■ **AIM OF THE EXERCISE**: Look through the data below. Pick out the lines holding the string "system".
───── RAW DATA
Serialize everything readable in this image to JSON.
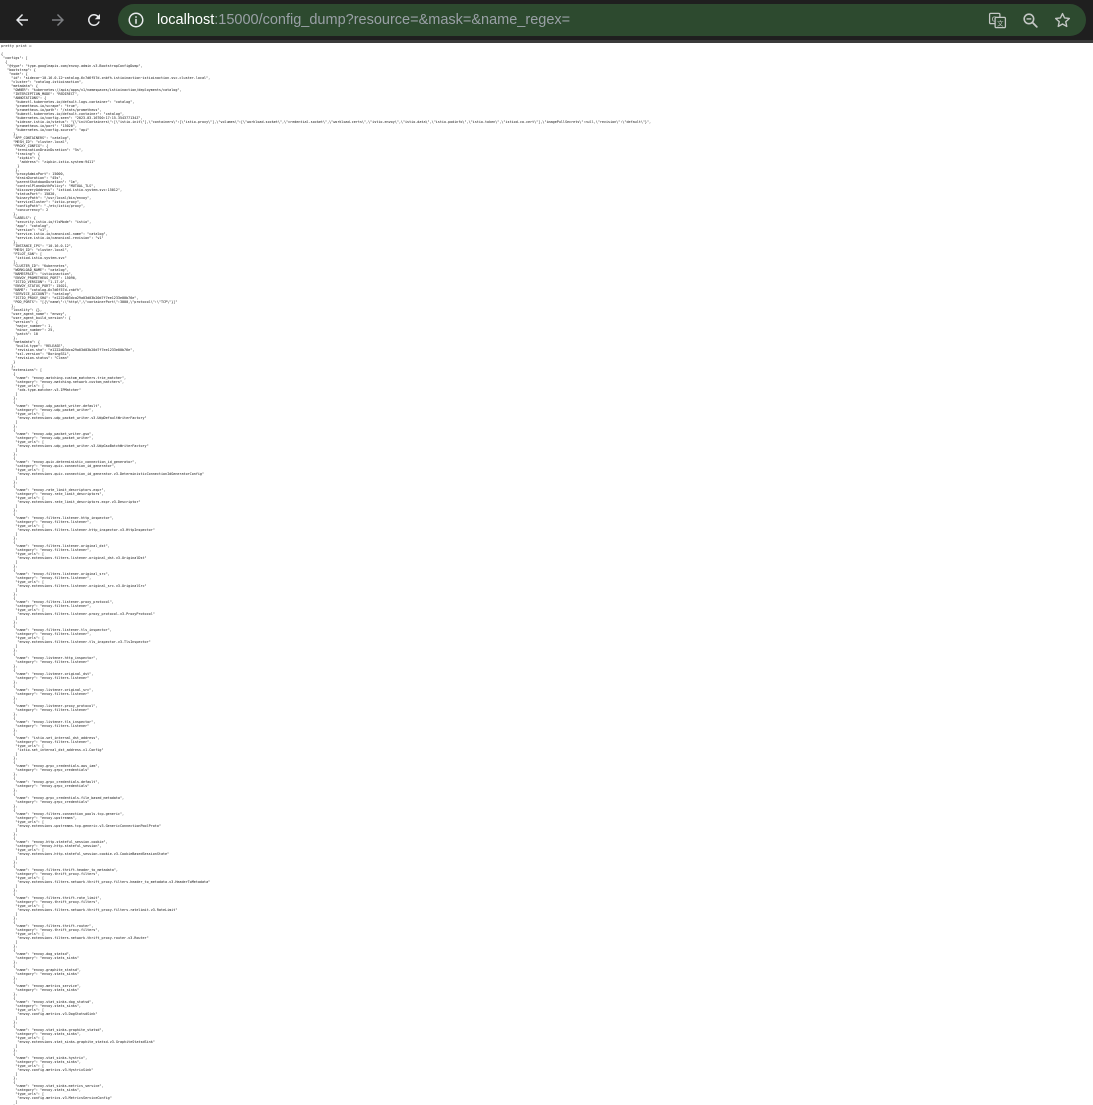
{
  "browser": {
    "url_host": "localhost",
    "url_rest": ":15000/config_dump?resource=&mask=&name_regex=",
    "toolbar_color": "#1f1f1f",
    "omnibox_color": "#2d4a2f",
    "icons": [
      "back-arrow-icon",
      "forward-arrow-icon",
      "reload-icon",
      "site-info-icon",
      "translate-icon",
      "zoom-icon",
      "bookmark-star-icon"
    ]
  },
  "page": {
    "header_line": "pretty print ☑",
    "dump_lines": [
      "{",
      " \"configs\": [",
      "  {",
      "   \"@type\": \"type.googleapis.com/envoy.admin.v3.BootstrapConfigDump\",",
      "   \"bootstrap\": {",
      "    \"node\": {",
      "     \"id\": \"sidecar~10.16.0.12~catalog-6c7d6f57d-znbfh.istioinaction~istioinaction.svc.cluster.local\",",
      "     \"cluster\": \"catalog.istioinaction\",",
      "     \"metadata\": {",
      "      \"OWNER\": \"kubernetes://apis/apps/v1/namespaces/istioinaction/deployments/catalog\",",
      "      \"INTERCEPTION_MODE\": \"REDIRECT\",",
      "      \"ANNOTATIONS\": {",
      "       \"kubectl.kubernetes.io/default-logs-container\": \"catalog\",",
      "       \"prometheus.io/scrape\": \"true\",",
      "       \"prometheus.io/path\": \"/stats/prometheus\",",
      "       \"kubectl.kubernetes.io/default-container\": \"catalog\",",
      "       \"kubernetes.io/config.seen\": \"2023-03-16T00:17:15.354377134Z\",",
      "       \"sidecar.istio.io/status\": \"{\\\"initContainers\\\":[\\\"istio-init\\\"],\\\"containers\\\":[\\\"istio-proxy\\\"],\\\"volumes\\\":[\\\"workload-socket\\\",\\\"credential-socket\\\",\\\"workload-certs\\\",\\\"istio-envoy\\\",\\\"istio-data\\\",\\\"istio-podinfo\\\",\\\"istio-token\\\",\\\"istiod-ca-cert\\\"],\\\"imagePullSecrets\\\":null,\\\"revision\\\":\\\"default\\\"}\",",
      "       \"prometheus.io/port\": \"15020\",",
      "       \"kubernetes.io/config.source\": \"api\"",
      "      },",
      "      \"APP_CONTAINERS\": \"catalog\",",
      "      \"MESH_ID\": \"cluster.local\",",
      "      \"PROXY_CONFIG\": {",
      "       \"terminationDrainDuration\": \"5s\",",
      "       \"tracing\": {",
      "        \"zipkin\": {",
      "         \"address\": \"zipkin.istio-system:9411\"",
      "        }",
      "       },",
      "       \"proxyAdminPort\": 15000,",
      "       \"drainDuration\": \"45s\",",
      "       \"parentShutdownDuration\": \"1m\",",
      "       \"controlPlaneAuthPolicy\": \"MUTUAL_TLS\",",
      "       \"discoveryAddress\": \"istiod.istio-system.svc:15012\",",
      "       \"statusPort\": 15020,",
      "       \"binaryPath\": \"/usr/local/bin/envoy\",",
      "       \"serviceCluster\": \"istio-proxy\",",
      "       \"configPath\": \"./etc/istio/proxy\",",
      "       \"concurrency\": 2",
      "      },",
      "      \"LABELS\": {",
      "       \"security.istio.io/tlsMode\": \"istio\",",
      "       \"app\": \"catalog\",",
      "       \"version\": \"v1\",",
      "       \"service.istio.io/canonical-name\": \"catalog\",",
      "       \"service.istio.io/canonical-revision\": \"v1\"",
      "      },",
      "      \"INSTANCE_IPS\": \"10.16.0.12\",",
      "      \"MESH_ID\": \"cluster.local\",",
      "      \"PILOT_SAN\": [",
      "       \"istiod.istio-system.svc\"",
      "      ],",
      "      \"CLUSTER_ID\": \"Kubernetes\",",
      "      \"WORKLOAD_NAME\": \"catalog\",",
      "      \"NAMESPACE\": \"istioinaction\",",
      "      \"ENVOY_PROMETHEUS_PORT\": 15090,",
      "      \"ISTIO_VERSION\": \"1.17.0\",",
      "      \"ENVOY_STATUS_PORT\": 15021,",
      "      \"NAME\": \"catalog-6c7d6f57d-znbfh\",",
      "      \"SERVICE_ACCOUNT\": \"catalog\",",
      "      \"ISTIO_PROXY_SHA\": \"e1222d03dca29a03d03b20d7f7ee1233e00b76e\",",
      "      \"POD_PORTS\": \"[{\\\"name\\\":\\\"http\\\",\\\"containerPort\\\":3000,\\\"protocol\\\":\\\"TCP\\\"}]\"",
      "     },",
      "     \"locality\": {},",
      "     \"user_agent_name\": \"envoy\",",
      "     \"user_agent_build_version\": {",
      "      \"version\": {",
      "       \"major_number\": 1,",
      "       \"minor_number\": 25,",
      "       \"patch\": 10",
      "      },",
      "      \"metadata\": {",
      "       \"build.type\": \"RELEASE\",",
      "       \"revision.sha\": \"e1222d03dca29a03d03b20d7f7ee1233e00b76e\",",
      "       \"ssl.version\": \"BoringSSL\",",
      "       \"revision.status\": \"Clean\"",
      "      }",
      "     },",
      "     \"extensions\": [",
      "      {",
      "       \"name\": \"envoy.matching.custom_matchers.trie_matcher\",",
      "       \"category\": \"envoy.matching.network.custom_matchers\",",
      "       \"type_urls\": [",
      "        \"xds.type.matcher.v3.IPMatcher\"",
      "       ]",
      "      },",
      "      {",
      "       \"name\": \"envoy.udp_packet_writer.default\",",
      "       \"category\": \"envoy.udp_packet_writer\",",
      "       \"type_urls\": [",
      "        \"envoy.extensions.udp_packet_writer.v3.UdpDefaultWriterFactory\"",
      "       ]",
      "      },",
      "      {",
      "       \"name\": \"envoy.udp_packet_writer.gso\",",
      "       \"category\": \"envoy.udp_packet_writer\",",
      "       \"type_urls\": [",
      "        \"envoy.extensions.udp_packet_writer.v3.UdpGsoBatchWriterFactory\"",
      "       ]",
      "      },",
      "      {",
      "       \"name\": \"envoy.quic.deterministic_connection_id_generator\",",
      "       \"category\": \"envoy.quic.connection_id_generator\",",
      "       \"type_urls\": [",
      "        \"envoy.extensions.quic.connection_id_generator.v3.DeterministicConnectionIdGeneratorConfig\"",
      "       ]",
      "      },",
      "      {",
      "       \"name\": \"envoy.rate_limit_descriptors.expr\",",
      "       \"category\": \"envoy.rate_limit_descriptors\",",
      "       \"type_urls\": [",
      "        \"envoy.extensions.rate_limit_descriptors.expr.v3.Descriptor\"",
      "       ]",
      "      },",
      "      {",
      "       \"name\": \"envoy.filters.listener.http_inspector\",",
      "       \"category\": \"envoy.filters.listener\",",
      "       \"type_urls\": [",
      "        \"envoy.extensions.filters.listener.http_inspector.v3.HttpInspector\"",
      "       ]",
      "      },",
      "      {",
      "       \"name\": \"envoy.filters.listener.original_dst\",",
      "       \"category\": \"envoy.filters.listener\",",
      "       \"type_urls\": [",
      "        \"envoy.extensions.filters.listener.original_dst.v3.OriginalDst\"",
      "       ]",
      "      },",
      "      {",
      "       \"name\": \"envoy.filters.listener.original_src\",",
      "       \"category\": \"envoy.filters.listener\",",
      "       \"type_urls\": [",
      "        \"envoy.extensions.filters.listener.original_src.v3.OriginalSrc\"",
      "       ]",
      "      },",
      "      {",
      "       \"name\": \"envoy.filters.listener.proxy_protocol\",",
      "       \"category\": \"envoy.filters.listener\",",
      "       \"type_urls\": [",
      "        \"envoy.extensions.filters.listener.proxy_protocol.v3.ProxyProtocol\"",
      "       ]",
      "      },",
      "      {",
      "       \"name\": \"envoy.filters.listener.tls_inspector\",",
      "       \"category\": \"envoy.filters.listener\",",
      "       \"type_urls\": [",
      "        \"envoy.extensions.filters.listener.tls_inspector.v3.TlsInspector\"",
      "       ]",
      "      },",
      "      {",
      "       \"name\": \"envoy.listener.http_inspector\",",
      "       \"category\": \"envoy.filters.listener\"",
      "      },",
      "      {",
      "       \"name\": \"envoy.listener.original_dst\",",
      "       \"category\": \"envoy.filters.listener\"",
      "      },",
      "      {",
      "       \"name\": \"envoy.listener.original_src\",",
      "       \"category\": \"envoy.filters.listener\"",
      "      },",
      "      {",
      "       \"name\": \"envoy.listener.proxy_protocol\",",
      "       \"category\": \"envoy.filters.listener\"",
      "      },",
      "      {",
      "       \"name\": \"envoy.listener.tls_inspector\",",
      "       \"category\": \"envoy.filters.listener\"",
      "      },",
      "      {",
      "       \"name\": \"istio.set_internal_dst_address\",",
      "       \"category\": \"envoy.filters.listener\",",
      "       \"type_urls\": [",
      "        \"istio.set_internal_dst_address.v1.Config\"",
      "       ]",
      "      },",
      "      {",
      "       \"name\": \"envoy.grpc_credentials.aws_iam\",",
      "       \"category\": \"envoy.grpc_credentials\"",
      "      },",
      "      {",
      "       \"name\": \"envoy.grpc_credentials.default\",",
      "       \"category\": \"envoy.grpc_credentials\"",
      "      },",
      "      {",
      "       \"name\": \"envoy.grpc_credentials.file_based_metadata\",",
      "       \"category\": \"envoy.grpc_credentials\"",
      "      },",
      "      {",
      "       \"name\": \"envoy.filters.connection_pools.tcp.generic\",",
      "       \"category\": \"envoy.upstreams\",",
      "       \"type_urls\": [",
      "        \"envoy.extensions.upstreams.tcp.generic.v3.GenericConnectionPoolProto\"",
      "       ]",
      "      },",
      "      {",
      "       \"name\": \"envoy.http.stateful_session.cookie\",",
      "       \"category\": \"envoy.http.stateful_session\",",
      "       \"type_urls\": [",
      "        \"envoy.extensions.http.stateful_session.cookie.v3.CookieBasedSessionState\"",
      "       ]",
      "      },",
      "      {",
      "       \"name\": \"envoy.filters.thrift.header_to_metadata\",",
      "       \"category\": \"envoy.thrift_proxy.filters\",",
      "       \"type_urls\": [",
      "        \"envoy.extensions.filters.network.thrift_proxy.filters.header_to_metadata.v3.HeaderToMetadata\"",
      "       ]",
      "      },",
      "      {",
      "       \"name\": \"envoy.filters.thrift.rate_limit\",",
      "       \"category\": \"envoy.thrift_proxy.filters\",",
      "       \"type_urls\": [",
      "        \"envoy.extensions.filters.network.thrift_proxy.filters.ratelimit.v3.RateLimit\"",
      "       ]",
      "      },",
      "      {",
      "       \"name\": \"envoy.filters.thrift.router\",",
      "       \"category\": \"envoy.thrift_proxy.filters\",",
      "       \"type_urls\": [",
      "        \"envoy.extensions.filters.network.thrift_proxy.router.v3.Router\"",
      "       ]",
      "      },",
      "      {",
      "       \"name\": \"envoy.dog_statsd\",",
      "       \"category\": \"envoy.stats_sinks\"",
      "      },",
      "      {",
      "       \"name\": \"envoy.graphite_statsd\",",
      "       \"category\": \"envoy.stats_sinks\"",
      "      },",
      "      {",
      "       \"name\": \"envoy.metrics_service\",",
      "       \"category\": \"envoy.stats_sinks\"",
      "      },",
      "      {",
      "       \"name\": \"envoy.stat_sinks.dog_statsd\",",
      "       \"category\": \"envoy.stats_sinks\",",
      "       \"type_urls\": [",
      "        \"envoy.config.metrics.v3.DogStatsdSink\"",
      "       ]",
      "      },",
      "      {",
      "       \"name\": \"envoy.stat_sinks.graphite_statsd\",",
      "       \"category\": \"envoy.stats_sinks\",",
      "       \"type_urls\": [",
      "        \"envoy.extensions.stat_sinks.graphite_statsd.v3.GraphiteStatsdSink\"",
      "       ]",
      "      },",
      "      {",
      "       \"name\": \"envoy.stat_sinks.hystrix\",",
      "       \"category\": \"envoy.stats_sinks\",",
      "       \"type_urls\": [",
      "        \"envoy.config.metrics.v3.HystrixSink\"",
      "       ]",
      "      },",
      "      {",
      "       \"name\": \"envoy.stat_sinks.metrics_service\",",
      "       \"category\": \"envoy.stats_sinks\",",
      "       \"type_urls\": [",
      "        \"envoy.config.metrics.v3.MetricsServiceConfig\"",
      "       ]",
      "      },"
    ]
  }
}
──────────
■ **IN RESPONSE**:
      "         \"address\": \"zipkin.istio-system:9411\"",
      "       \"discoveryAddress\": \"istiod.istio-system.svc:15012\",",
      "       \"istiod.istio-system.svc\"",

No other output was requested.